Day 51: Restore to me

Numbers 33-34; Psalm 51

Restore to me the joy of your salvation.

Restore to me the joy of your salvation. Restore to me the joy of your salvation. Restore to me the joy of your salvation. Restore to me the joy of your salvation. Restore to me the joy of your salvation. Restore to me the joy of your salvation. Restore to me how I first felt when I knew you loved me without border and boundaries. Restore to me how I felt when you said I was worthy and enough just as I am. Restore to me how I felt when nothing in the world mattered, all my failures and shortcomings and flaws did not matter. Restore to me my innocence. Restore to me my love for others in a way that risked getting hurt. Restore to me confidence in an eternal everlasting hope for everyone who believes and even for those who don’t get. Restore to me innocence. Restore to me the time before I realized I could be hurt. Restore to me love. Restore to me the joy of your salvation. Restore to me the joy of your salvation. Restore to me you. Restore to me you. Restore to me you. Restore me. Restore me.

Day 49: What goes up must come down!

* Given information:
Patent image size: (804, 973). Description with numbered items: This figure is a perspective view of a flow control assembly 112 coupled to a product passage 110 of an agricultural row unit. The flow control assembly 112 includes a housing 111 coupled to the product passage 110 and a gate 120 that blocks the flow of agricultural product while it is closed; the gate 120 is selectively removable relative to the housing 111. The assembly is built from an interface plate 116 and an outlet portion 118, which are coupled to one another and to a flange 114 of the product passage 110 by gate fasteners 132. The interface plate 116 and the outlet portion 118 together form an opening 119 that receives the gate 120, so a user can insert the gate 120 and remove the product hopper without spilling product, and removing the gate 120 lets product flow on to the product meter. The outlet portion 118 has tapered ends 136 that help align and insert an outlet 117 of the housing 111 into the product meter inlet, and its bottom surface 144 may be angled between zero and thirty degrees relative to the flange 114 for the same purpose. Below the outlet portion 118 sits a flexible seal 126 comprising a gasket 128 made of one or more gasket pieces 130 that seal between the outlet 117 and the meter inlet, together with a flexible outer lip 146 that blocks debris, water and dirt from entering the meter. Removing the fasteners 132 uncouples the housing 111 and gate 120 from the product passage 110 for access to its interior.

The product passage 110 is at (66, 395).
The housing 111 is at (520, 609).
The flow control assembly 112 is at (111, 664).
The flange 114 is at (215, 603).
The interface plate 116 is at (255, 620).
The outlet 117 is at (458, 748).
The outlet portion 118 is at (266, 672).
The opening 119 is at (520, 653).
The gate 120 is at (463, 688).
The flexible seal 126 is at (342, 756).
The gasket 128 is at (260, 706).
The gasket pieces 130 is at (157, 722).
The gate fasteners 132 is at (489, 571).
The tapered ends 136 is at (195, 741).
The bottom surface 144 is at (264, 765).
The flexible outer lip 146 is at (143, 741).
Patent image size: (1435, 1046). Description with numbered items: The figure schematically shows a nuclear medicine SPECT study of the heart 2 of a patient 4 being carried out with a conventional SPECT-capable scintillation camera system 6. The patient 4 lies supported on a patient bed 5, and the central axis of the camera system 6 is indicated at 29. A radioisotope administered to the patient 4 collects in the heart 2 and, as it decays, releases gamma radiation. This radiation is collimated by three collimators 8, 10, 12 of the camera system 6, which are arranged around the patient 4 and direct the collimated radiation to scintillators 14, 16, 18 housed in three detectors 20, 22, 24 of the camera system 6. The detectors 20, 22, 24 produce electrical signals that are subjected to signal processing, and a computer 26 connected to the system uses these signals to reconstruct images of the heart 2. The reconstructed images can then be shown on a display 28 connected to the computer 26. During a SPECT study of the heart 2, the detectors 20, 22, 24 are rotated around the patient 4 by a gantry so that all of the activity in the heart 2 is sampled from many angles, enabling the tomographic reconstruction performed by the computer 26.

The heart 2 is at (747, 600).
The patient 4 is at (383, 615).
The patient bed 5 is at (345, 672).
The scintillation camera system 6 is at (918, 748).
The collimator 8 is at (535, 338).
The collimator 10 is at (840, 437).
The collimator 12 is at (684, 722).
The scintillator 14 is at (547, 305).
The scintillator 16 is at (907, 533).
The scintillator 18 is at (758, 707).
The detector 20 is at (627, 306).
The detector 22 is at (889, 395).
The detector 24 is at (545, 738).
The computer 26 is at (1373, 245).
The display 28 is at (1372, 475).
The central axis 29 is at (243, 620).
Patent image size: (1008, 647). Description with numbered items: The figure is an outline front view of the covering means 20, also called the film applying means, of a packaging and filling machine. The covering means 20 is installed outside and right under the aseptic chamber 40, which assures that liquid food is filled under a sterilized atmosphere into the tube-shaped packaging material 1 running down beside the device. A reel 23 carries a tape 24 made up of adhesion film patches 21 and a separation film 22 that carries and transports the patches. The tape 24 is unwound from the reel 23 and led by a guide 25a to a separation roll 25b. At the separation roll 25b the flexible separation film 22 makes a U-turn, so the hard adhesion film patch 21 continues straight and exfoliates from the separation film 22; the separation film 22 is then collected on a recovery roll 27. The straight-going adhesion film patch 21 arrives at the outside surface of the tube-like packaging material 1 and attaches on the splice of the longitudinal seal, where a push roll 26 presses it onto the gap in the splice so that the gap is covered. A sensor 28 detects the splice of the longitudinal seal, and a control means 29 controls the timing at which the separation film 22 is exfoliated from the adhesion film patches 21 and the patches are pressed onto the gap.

* Set of tasks:
A: Answer these questions about the Day 51 entry:
(i) Which Bible readings are listed for the day?
(ii) In what way does the writer want to love others again?
(iii) The writer asks to be restored to the time before realizing what?
B: Can you continue the devotional text on being restored, picking up after its final line?

* Results of the tasks:
A:
(i) Numbers 33-34 and Psalm 51.
(ii) In a way that risked getting hurt.
(iii) That they could be hurt.

B:
Numbers 28-30; Psalm 49

Man in his pomp but without understanding will perish like beasts…

How true! Pride will be the death of us all. Pride separates us from our fellow earthlings. Pride makes us think we are floating above ground. Pride acts like protection but makes us irritably defensive. Pride makes us invulnerable.

Where does pride come from? Pride in my work and my country, etc aren’t inherently bad. It’s an appreciation and a love. It’s when that love gets possessive…How does it evolve? Entitlement? Being used to good things and having a grip too tight on it? Thinking that you deserve or should have control of how everything should go? How can we prevent a love from devolving into entitlement?

We must try to love without finding your worth in the thing you love. Because when our worth is dependent on something that can change, if that thing changes, we start to freak out, grip harder and work to make sure that something remains the same. But if we can separate our worth from what we love and what we have, even if those things were to disappear, our reaction would be different. We might go to sadness, anger and grief before pride. And if you can be present with those former emotions, they can move. So yes, be proud of what you are and what you have, but hold those with understanding. Then if they go away, you also won’t go away like a beast.

The only thing we can love that will never never change is God. So that is the one thing we can find our true worth in, without it crushing us!

Day 14: Pointing to a way doper Joseph: J. Christ!

Genesis 43-45; Psalm 14

What it must have taken for Joseph to not only forgive his brothers, but to embrace them with such compassion? He moved from mere forgiveness to generous and open grace. He no longer blamed his brothers but rather saw his situation as part of God’s plans. He was vulnerable in his weeping. He didn’t forget what happened to him; he put it in context with where he is right now.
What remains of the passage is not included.